◆ Exercise ◆
Report back each line of the records that contains the string "background".

◆ Information shown ◆

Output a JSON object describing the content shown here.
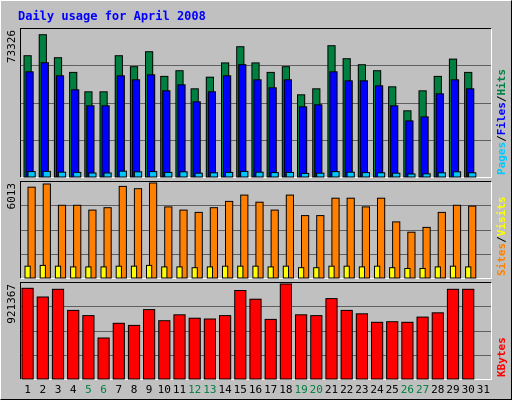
{
  "chart_data": [
    {
      "type": "bar",
      "title": "Daily usage for April 2008",
      "ymax_label": "73326",
      "ymax": 73326,
      "legend": [
        "Pages",
        "Files",
        "Hits"
      ],
      "legend_colors": [
        "#00c8ff",
        "#0000ff",
        "#008040"
      ],
      "categories": [
        "1",
        "2",
        "3",
        "4",
        "5",
        "6",
        "7",
        "8",
        "9",
        "10",
        "11",
        "12",
        "13",
        "14",
        "15",
        "16",
        "17",
        "18",
        "19",
        "20",
        "21",
        "22",
        "23",
        "24",
        "25",
        "26",
        "27",
        "28",
        "29",
        "30",
        "31"
      ],
      "weekend_days": [
        "5",
        "6",
        "12",
        "13",
        "19",
        "20",
        "26",
        "27"
      ],
      "series": [
        {
          "name": "Hits",
          "color": "#008040",
          "values": [
            60500,
            71000,
            59500,
            52200,
            42500,
            42500,
            60500,
            55000,
            62500,
            50200,
            53000,
            44000,
            49800,
            56900,
            65000,
            56900,
            52200,
            55000,
            41000,
            44000,
            65500,
            59000,
            56000,
            53000,
            45000,
            33000,
            43000,
            50200,
            58800,
            52200,
            0
          ]
        },
        {
          "name": "Files",
          "color": "#0000ff",
          "values": [
            52500,
            57000,
            50500,
            43500,
            35500,
            35500,
            50500,
            48500,
            51000,
            43000,
            46000,
            37500,
            42500,
            50500,
            56000,
            48500,
            44500,
            48500,
            35000,
            36000,
            52500,
            48000,
            48000,
            45500,
            35500,
            28000,
            30000,
            41500,
            48500,
            44000,
            0
          ]
        },
        {
          "name": "Pages",
          "color": "#00c8ff",
          "values": [
            2700,
            2800,
            2400,
            2300,
            2000,
            2000,
            2900,
            2600,
            2700,
            2300,
            2600,
            1900,
            2100,
            2300,
            2800,
            2400,
            2200,
            2300,
            1800,
            1900,
            2700,
            2400,
            2200,
            2100,
            1900,
            1500,
            1600,
            2100,
            2600,
            2100,
            0
          ]
        }
      ]
    },
    {
      "type": "bar",
      "ymax_label": "6013",
      "ymax": 6013,
      "legend": [
        "Sites",
        "Visits"
      ],
      "legend_colors": [
        "#ff8000",
        "#ffff00"
      ],
      "categories": [
        "1",
        "2",
        "3",
        "4",
        "5",
        "6",
        "7",
        "8",
        "9",
        "10",
        "11",
        "12",
        "13",
        "14",
        "15",
        "16",
        "17",
        "18",
        "19",
        "20",
        "21",
        "22",
        "23",
        "24",
        "25",
        "26",
        "27",
        "28",
        "29",
        "30",
        "31"
      ],
      "series": [
        {
          "name": "Visits",
          "color": "#ff8000",
          "values": [
            5750,
            5950,
            4600,
            4600,
            4300,
            4450,
            5800,
            5650,
            6013,
            4500,
            4300,
            4150,
            4450,
            4850,
            5250,
            4800,
            4300,
            5250,
            3950,
            3950,
            5050,
            5050,
            4500,
            5050,
            3550,
            2900,
            3200,
            4150,
            4600,
            4550,
            0
          ]
        },
        {
          "name": "Sites",
          "color": "#ffff00",
          "values": [
            750,
            800,
            750,
            700,
            700,
            700,
            750,
            750,
            800,
            700,
            700,
            650,
            700,
            750,
            750,
            750,
            700,
            750,
            650,
            650,
            750,
            750,
            700,
            750,
            650,
            600,
            600,
            700,
            750,
            700,
            0
          ]
        }
      ]
    },
    {
      "type": "bar",
      "ymax_label": "921367",
      "ymax": 921367,
      "legend": [
        "KBytes"
      ],
      "legend_colors": [
        "#ff0000"
      ],
      "categories": [
        "1",
        "2",
        "3",
        "4",
        "5",
        "6",
        "7",
        "8",
        "9",
        "10",
        "11",
        "12",
        "13",
        "14",
        "15",
        "16",
        "17",
        "18",
        "19",
        "20",
        "21",
        "22",
        "23",
        "24",
        "25",
        "26",
        "27",
        "28",
        "29",
        "30",
        "31"
      ],
      "series": [
        {
          "name": "KBytes",
          "color": "#ff0000",
          "values": [
            880000,
            795000,
            870000,
            665000,
            615000,
            398000,
            540000,
            520000,
            673000,
            565000,
            623000,
            590000,
            582000,
            615000,
            858000,
            774000,
            578000,
            921367,
            623000,
            615000,
            780000,
            665000,
            632000,
            550000,
            556000,
            550000,
            600000,
            642000,
            870000,
            870000,
            0
          ]
        }
      ]
    }
  ],
  "colors": {
    "background": "#c0c0c0",
    "plot": "#c0c0c0",
    "title": "#0000ff",
    "gridline": "#606060",
    "weekend_label": "#008040",
    "weekday_label": "#000000"
  }
}
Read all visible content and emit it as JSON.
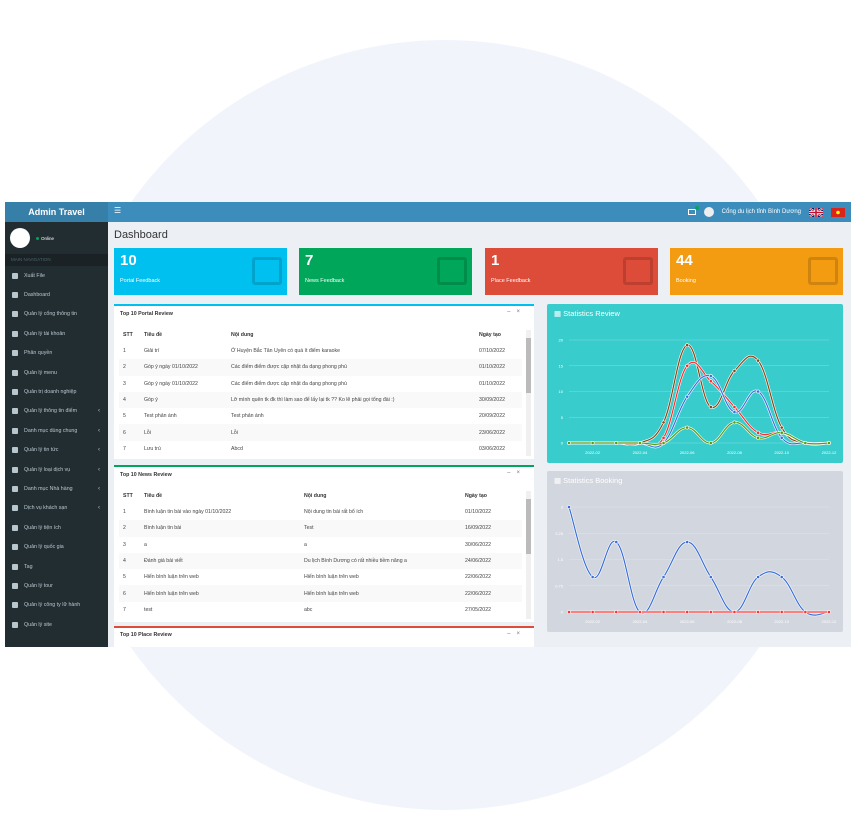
{
  "header": {
    "app_title": "Admin Travel",
    "user_name": "Cổng du lịch tỉnh Bình Dương",
    "menu_icon": "hamburger-icon",
    "mail_icon": "envelope-icon",
    "flags": [
      "uk-flag",
      "vn-flag"
    ]
  },
  "sidebar": {
    "status": "Online",
    "nav_header": "MAIN NAVIGATION",
    "items": [
      {
        "label": "Xuất File",
        "icon": "export-icon",
        "has_children": false
      },
      {
        "label": "Dashboard",
        "icon": "home-icon",
        "has_children": false
      },
      {
        "label": "Quản lý cổng thông tin",
        "icon": "magnet-icon",
        "has_children": false
      },
      {
        "label": "Quản lý tài khoản",
        "icon": "users-icon",
        "has_children": false
      },
      {
        "label": "Phân quyền",
        "icon": "sitemap-icon",
        "has_children": false
      },
      {
        "label": "Quản lý menu",
        "icon": "pie-icon",
        "has_children": false
      },
      {
        "label": "Quản trị doanh nghiệp",
        "icon": "building-icon",
        "has_children": false
      },
      {
        "label": "Quản lý thông tin điểm",
        "icon": "map-icon",
        "has_children": true
      },
      {
        "label": "Danh mục dùng chung",
        "icon": "cubes-icon",
        "has_children": true
      },
      {
        "label": "Quản lý tin tức",
        "icon": "news-icon",
        "has_children": true
      },
      {
        "label": "Quản lý loại dịch vụ",
        "icon": "cubes-icon",
        "has_children": true
      },
      {
        "label": "Danh mục Nhà hàng",
        "icon": "cubes-icon",
        "has_children": true
      },
      {
        "label": "Dịch vụ khách sạn",
        "icon": "hotel-icon",
        "has_children": true
      },
      {
        "label": "Quản lý tiện ích",
        "icon": "list-icon",
        "has_children": false
      },
      {
        "label": "Quản lý quốc gia",
        "icon": "plane-icon",
        "has_children": false
      },
      {
        "label": "Tag",
        "icon": "tag-icon",
        "has_children": false
      },
      {
        "label": "Quản lý tour",
        "icon": "bus-icon",
        "has_children": false
      },
      {
        "label": "Quản lý công ty lữ hành",
        "icon": "building-icon",
        "has_children": false
      },
      {
        "label": "Quản lý site",
        "icon": "globe-icon",
        "has_children": false
      }
    ]
  },
  "page_title": "Dashboard",
  "cards": [
    {
      "value": "10",
      "label": "Portal Feedback",
      "color": "#00c0ef",
      "icon": "comment-icon"
    },
    {
      "value": "7",
      "label": "News Feedback",
      "color": "#00a65a",
      "icon": "newspaper-icon"
    },
    {
      "value": "1",
      "label": "Place Feedback",
      "color": "#dd4b39",
      "icon": "map-marker-icon"
    },
    {
      "value": "44",
      "label": "Booking",
      "color": "#f39c12",
      "icon": "credit-card-icon"
    }
  ],
  "portal_review": {
    "title": "Top 10 Portal Review",
    "columns": [
      "STT",
      "Tiêu đề",
      "Nội dung",
      "Ngày tạo"
    ],
    "rows": [
      [
        "1",
        "Giải trí",
        "Ở Huyện Bắc Tân Uyên có quá ít điểm karaoke",
        "07/10/2022"
      ],
      [
        "2",
        "Góp ý ngày 01/10/2022",
        "Các điểm điểm được cập nhật đa dạng phong phú",
        "01/10/2022"
      ],
      [
        "3",
        "Góp ý ngày 01/10/2022",
        "Các điểm điểm được cập nhật đa dạng phong phú",
        "01/10/2022"
      ],
      [
        "4",
        "Góp ý",
        "Lỡ mình quên tk đk thì làm sao để lấy lại tk ?? Ko lẽ phải gọi tổng đài :)",
        "30/09/2022"
      ],
      [
        "5",
        "Test phản ánh",
        "Test phản ánh",
        "20/09/2022"
      ],
      [
        "6",
        "Lỗi",
        "Lỗi",
        "23/06/2022"
      ],
      [
        "7",
        "Lưu trú",
        "Abcd",
        "03/06/2022"
      ]
    ]
  },
  "news_review": {
    "title": "Top 10 News Review",
    "columns": [
      "STT",
      "Tiêu đề",
      "Nội dung",
      "Ngày tạo"
    ],
    "rows": [
      [
        "1",
        "Bình luận tin bài vào ngày 01/10/2022",
        "Nội dung tin bài rất bổ ích",
        "01/10/2022"
      ],
      [
        "2",
        "Bình luận tin bài",
        "Test",
        "16/09/2022"
      ],
      [
        "3",
        "a",
        "a",
        "30/06/2022"
      ],
      [
        "4",
        "Đánh giá bài viết",
        "Du lịch Bình Dương có rất nhiều tiềm năng a",
        "24/06/2022"
      ],
      [
        "5",
        "Hiển bình luận trên web",
        "Hiển bình luận trên web",
        "22/06/2022"
      ],
      [
        "6",
        "Hiển bình luận trên web",
        "Hiển bình luận trên web",
        "22/06/2022"
      ],
      [
        "7",
        "test",
        "abc",
        "27/05/2022"
      ]
    ]
  },
  "place_review": {
    "title": "Top 10 Place Review"
  },
  "chart_data": [
    {
      "type": "line",
      "title": "Statistics Review",
      "background": "#39cccc",
      "x": [
        "2022-01",
        "2022-02",
        "2022-03",
        "2022-04",
        "2022-05",
        "2022-06",
        "2022-07",
        "2022-08",
        "2022-09",
        "2022-10",
        "2022-11",
        "2022-12"
      ],
      "xticks": [
        "2022-02",
        "2022-04",
        "2022-06",
        "2022-08",
        "2022-10",
        "2022-12"
      ],
      "ylim": [
        0,
        20
      ],
      "yticks": [
        0,
        5,
        10,
        15,
        20
      ],
      "grid": true,
      "series": [
        {
          "color": "#8b4513",
          "values": [
            0,
            0,
            0,
            0,
            4,
            19,
            7,
            14,
            16,
            3,
            0,
            0
          ]
        },
        {
          "color": "#ff2a2a",
          "values": [
            0,
            0,
            0,
            0,
            1,
            15,
            12,
            7,
            2,
            2,
            0,
            0
          ]
        },
        {
          "color": "#3a6fe0",
          "values": [
            0,
            0,
            0,
            0,
            0,
            9,
            13,
            6,
            10,
            1,
            0,
            0
          ]
        },
        {
          "color": "#5a9a10",
          "values": [
            0,
            0,
            0,
            0,
            0,
            3,
            0,
            4,
            1,
            2,
            0,
            0
          ]
        }
      ]
    },
    {
      "type": "line",
      "title": "Statistics Booking",
      "background": "#d2d6de",
      "x": [
        "2022-01",
        "2022-02",
        "2022-03",
        "2022-04",
        "2022-05",
        "2022-06",
        "2022-07",
        "2022-08",
        "2022-09",
        "2022-10",
        "2022-11",
        "2022-12"
      ],
      "xticks": [
        "2022-02",
        "2022-04",
        "2022-06",
        "2022-08",
        "2022-10",
        "2022-12"
      ],
      "ylim": [
        0,
        3
      ],
      "yticks": [
        "0",
        "0.75",
        "1.5",
        "2.25",
        "3"
      ],
      "grid": true,
      "series": [
        {
          "color": "#3a6fd8",
          "values": [
            3,
            1,
            2,
            0,
            1,
            2,
            1,
            0,
            1,
            1,
            0,
            0
          ]
        },
        {
          "color": "#ff3030",
          "values": [
            0,
            0,
            0,
            0,
            0,
            0,
            0,
            0,
            0,
            0,
            0,
            0
          ]
        }
      ]
    }
  ]
}
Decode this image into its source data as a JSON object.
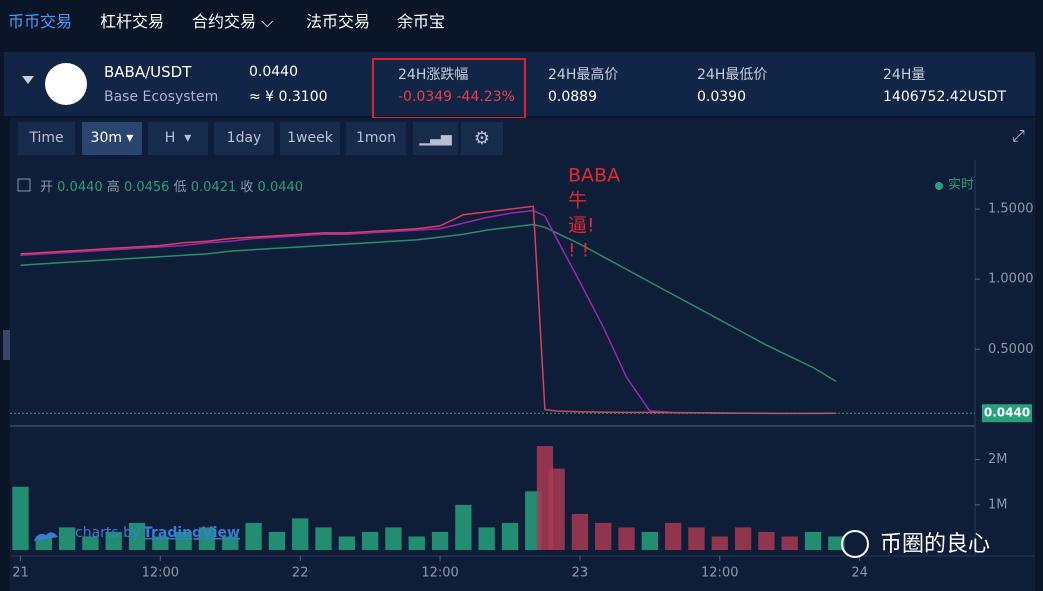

◆ Response ◆
    "background": "#c0c0c0",
      "background": "#39cccc",
      "background": "#d2d6de",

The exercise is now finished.